═══ DATA SHOWN
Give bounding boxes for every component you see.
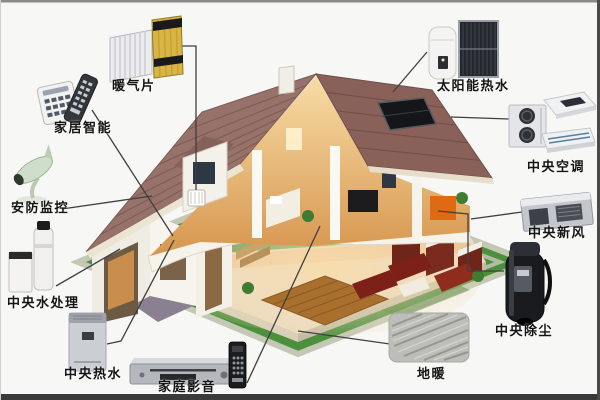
leader-fresh-air xyxy=(471,212,522,219)
radiator-white-icon xyxy=(108,28,154,82)
diagram-artwork xyxy=(0,0,600,400)
label-home-av: 家庭影音 xyxy=(158,381,216,394)
label-security-monitoring: 安防监控 xyxy=(11,202,69,215)
partition-wall xyxy=(412,176,422,242)
av-remote-icon xyxy=(229,342,246,388)
security-camera-icon xyxy=(8,144,61,204)
label-floor-heating: 地暖 xyxy=(417,368,446,381)
label-solar-hot-water: 太阳能热水 xyxy=(437,80,510,93)
leader-ac xyxy=(451,117,509,119)
ac-cassette-unit-icon xyxy=(544,92,596,119)
central-vacuum-icon xyxy=(506,242,550,326)
partition-wall xyxy=(252,150,262,238)
label-smart-home-control: 家居智能 xyxy=(54,122,112,135)
label-central-fresh-air: 中央新风 xyxy=(528,227,586,240)
solar-panel-icon xyxy=(459,21,498,77)
floor-heating-photo xyxy=(389,313,469,362)
boiler-icon xyxy=(69,313,106,371)
leader-solar xyxy=(393,52,427,92)
plant xyxy=(302,210,314,222)
house-illustration xyxy=(78,66,530,354)
wall-radiator xyxy=(188,190,205,206)
orange-cabinet xyxy=(430,196,456,220)
label-radiator: 暖气片 xyxy=(112,80,156,93)
label-central-ac: 中央空调 xyxy=(527,161,585,174)
label-central-vacuum: 中央除尘 xyxy=(495,325,553,338)
label-water-treatment: 中央水处理 xyxy=(7,297,80,310)
partition-wall xyxy=(330,146,340,240)
radiator-yellow-icon xyxy=(152,16,183,78)
ac-outdoor-unit-icon xyxy=(509,105,546,147)
label-central-hot-water: 中央热水 xyxy=(64,368,122,381)
water-treatment-icon xyxy=(9,221,53,292)
solar-tank-icon xyxy=(429,27,456,79)
chimney xyxy=(279,66,294,94)
plant xyxy=(456,192,468,204)
smart-home-diagram: 暖气片 家居智能 安防监控 中央水处理 中央热水 家庭影音 地暖 中央除尘 中央… xyxy=(0,0,600,400)
tv xyxy=(348,190,378,212)
plant xyxy=(242,282,254,294)
ac-duct-unit-icon xyxy=(542,128,595,153)
plant xyxy=(472,270,484,282)
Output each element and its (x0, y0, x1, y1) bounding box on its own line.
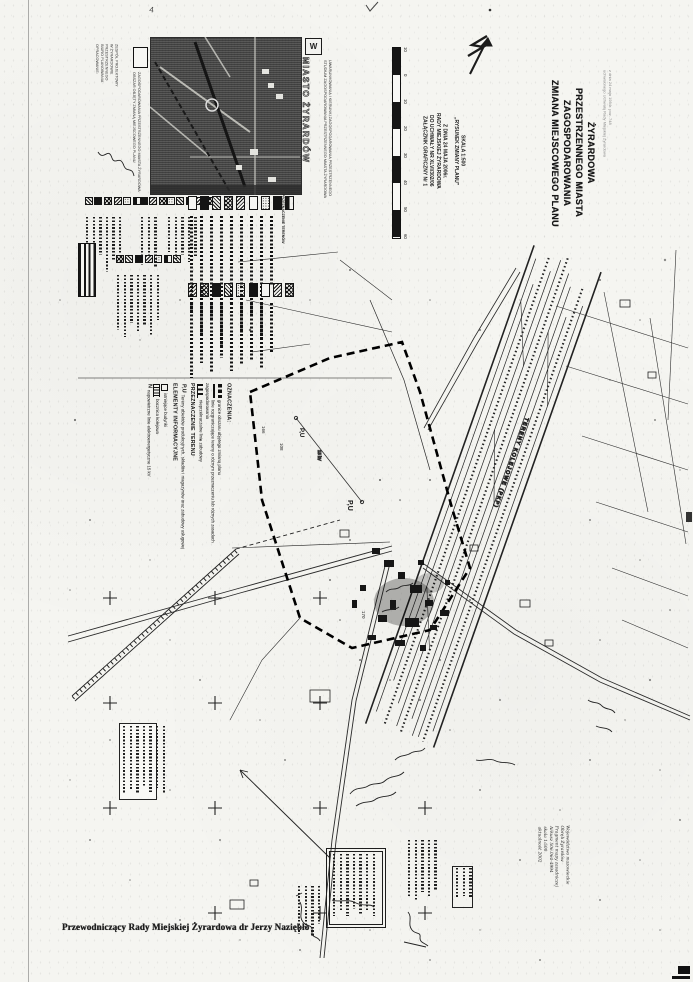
oznaczenia-section-header: PRZEZNACZENIE TERENU (188, 383, 195, 559)
scale-tick: 50 (403, 207, 408, 212)
scale-bar: 10 0 10 20 30 40 50 60 (392, 47, 416, 241)
zone-label: P,U (298, 428, 304, 437)
legend-swatch-group-large (186, 283, 296, 378)
legend-swatches (84, 197, 142, 215)
legend-item: P,UTereny obiektów produkcyjnych, składó… (180, 383, 185, 559)
scale-tick: 0 (403, 74, 408, 76)
scan-mark: 4 (149, 5, 155, 15)
oznaczenia-legend: OZNACZENIA: granice obszaru objętego zmi… (84, 383, 234, 559)
legend-item: granice obszaru objętego zmianą planu (217, 383, 222, 559)
plan-boundary (250, 342, 470, 648)
striped-stamp-box (78, 243, 96, 297)
legend-item-label: nieprzekraczalne linie zabudowy (198, 400, 203, 462)
city-crest-icon: W (305, 38, 322, 55)
railway-corridor: TERENY KOLEJOWE (PKP) (366, 245, 602, 747)
inset-city-label: MIASTO ŻYRARDÓW (301, 57, 311, 253)
legend-item-label: linie rozgraniczające tereny o różnym pr… (205, 383, 215, 543)
map-title-line: ZMIANA MIEJSCOWEGO PLANU (549, 58, 561, 248)
legend-swatches (186, 283, 296, 301)
annex-line: Z DNIA 24 MAJA 2006r. (441, 63, 448, 239)
map-title: ZMIANA MIEJSCOWEGO PLANU ZAGOSPODAROWANI… (549, 58, 597, 248)
north-arrow-icon (468, 36, 492, 74)
annex-line: DO UCHWAŁY NR XLVI/302/06 (428, 63, 435, 239)
scale-tick: 30 (403, 153, 408, 158)
legend-swatch-group (115, 255, 182, 337)
legend-swatches (186, 196, 296, 214)
map-title-line: ZAGOSPODAROWANIA (561, 58, 573, 248)
legend-item: nieprzekraczalne linie zabudowy (197, 383, 203, 559)
legend-item: bocznica kolejowa (153, 383, 160, 559)
scan-mark (489, 9, 492, 12)
pu-zone-symbol: P,U (180, 384, 185, 393)
legend-item: Nnapowietrzne linie elektroenergetyczne … (146, 383, 151, 559)
parcel-number: 170 (361, 611, 366, 619)
legend-item: istniejące budynki (161, 383, 168, 559)
metadata-line: aktualność 2002 (536, 827, 542, 957)
scanned-plan-page: 4 TERE (0, 0, 693, 982)
map-title-line: ŻYRARDOWA (585, 58, 597, 248)
legend-item-label: istniejące budynki (163, 393, 168, 427)
map-title-note-line: z dnia 24 maja 1994r. poz. 748 (608, 70, 614, 230)
scale-tick: 40 (403, 180, 408, 185)
parcel-number: 166 (261, 426, 266, 434)
inset-map-streets (150, 37, 302, 195)
metadata-line: Województwo mazowieckie (564, 825, 570, 955)
map-sheet-metadata: Województwo mazowieckie Obręb Żyrardów F… (536, 825, 570, 957)
map-title-note: uchwalonego Uchwałą Rady Miejskiej Żyrar… (602, 70, 613, 230)
legend-swatches (115, 255, 182, 273)
legend-item: linie rozgraniczające tereny o różnym pr… (205, 383, 216, 559)
plan-area-caption-line: ZAGOSPODAROWANIA PRZESTRZENNEGO MIASTA Ż… (136, 72, 141, 214)
inset-side-caption-line: UWARUNKOWANIA I KIERUNKI ZAGOSPODAROWANI… (327, 60, 332, 252)
metadata-line: skala 1:500 (542, 826, 548, 956)
metadata-line: Fragment mapy zasadniczej (553, 826, 559, 956)
scan-corner-mark (672, 966, 690, 979)
legend-item-label: napowietrzne linie elektroenergetyczne 1… (147, 390, 152, 476)
parcel-number: 108 (279, 443, 284, 451)
legend-label-bars (186, 303, 296, 378)
oznaczenia-header: OZNACZENIA: (225, 383, 232, 559)
building-outlines (230, 300, 656, 909)
triangle-line-symbol (197, 384, 203, 398)
solid-line-symbol (213, 384, 216, 398)
credit-line: ZESPÓŁ PROJEKTOWY (114, 44, 119, 148)
inset-side-caption: STUDIUM ZAGOSPODAROWANIA PRZESTRZENNEGO … (322, 60, 332, 252)
power-line-label: 15 kV (317, 450, 322, 461)
legend-item-label: bocznica kolejowa (155, 399, 160, 434)
plan-area-caption: OBSZAR OBJĘTY ZMIANĄ MIEJSCOWEGO PLANU Z… (131, 72, 141, 214)
inset-credit-block: OPRACOWANIE: BIURO PLANOWANIA PRZESTRZEN… (94, 44, 119, 148)
surveyor-note-box (119, 723, 157, 800)
scale-bar-segments (392, 47, 401, 239)
boundary-dash-symbol (218, 384, 222, 398)
annex-subtitle: „RYSUNEK ZMIANY PLANU” (452, 63, 459, 239)
scale-tick: 10 (403, 47, 408, 52)
annex-line: RADY MIEJSKIEJ ŻYRARDOWA (434, 63, 441, 239)
annex-header: ZAŁĄCZNIK GRAFICZNY Nr 1 DO UCHWAŁY NR X… (421, 63, 466, 239)
stamp-text-bars (329, 851, 383, 925)
rail-track-symbol (153, 384, 160, 397)
annex-scale: SKALA 1:500 (459, 63, 466, 239)
inset-map-photo (150, 37, 302, 195)
annex-line: ZAŁĄCZNIK GRAFICZNY Nr 1 (421, 63, 428, 239)
zone-label: P,U (346, 500, 353, 511)
geodesy-stamp-box (326, 848, 386, 928)
scale-bar-ticks: 10 0 10 20 30 40 50 60 (403, 47, 408, 239)
scale-tick: 10 (403, 99, 408, 104)
power-line-symbol: N (146, 384, 151, 388)
acceptance-stamp-box (452, 866, 473, 908)
legend-label-bars (115, 275, 182, 337)
scale-tick: 60 (403, 234, 408, 239)
map-title-line: PRZESTRZENNEGO MIASTA (573, 58, 585, 248)
legend-swatches (139, 197, 168, 215)
legend-section-header: PRZEZNACZENIE TERENÓW (281, 194, 285, 278)
legend-item-label: Tereny obiektów produkcyjnych, składów i… (180, 395, 185, 549)
scan-mark (366, 2, 378, 11)
scan-mark (686, 512, 692, 522)
legend-item-label: granice obszaru objętego zmianą planu (217, 400, 222, 475)
oznaczenia-section-header: ELEMENTY INFORMACYJNE (171, 383, 178, 559)
metadata-line: Obręb Żyrardów (558, 825, 564, 955)
certification-note-bars (406, 840, 442, 904)
plan-area-symbol (133, 47, 148, 68)
metadata-line: Arkusz 506.064-4994 (547, 826, 553, 956)
scale-tick: 20 (403, 126, 408, 131)
chairman-signature-caption: Przewodniczący Rady Miejskiej Żyrardowa … (62, 922, 309, 932)
building-square-symbol (161, 384, 168, 391)
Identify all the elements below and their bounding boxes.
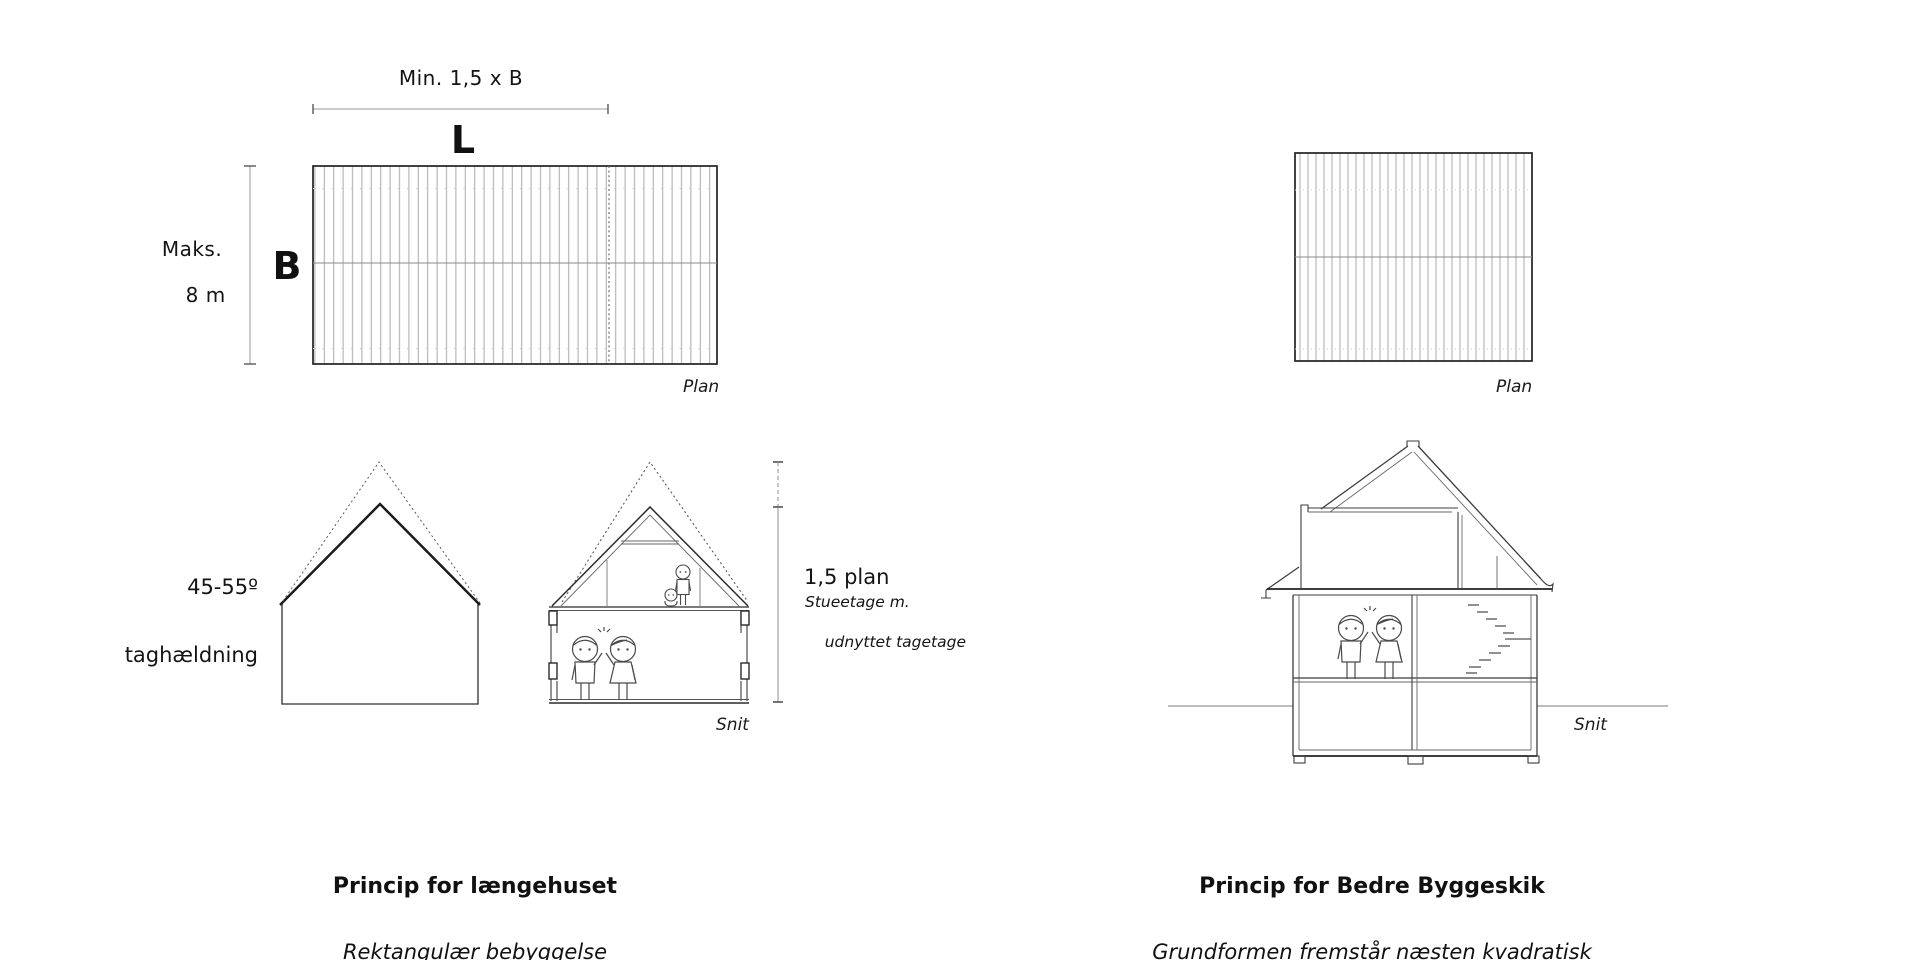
══════
**WORK TO COMPLETE:**
Would you reproduce the listing word for word from the line with "leader-fresh-air xyxy=(471,212,522,219)" to the line with "partition-wall xyxy=(330,146,340,240)", including both of those lines?

**WRITTEN RESPONSE:**
leader-fresh-air xyxy=(471,212,522,219)
radiator-white-icon xyxy=(108,28,154,82)
diagram-artwork xyxy=(0,0,600,400)
label-home-av: 家庭影音 xyxy=(158,381,216,394)
label-security-monitoring: 安防监控 xyxy=(11,202,69,215)
partition-wall xyxy=(412,176,422,242)
av-remote-icon xyxy=(229,342,246,388)
security-camera-icon xyxy=(8,144,61,204)
label-floor-heating: 地暖 xyxy=(417,368,446,381)
label-solar-hot-water: 太阳能热水 xyxy=(437,80,510,93)
leader-ac xyxy=(451,117,509,119)
ac-cassette-unit-icon xyxy=(544,92,596,119)
central-vacuum-icon xyxy=(506,242,550,326)
partition-wall xyxy=(252,150,262,238)
label-smart-home-control: 家居智能 xyxy=(54,122,112,135)
label-central-fresh-air: 中央新风 xyxy=(528,227,586,240)
solar-panel-icon xyxy=(459,21,498,77)
floor-heating-photo xyxy=(389,313,469,362)
boiler-icon xyxy=(69,313,106,371)
leader-solar xyxy=(393,52,427,92)
plant xyxy=(302,210,314,222)
house-illustration xyxy=(78,66,530,354)
wall-radiator xyxy=(188,190,205,206)
orange-cabinet xyxy=(430,196,456,220)
label-radiator: 暖气片 xyxy=(112,80,156,93)
label-central-ac: 中央空调 xyxy=(527,161,585,174)
label-central-vacuum: 中央除尘 xyxy=(495,325,553,338)
label-water-treatment: 中央水处理 xyxy=(7,297,80,310)
partition-wall xyxy=(330,146,340,240)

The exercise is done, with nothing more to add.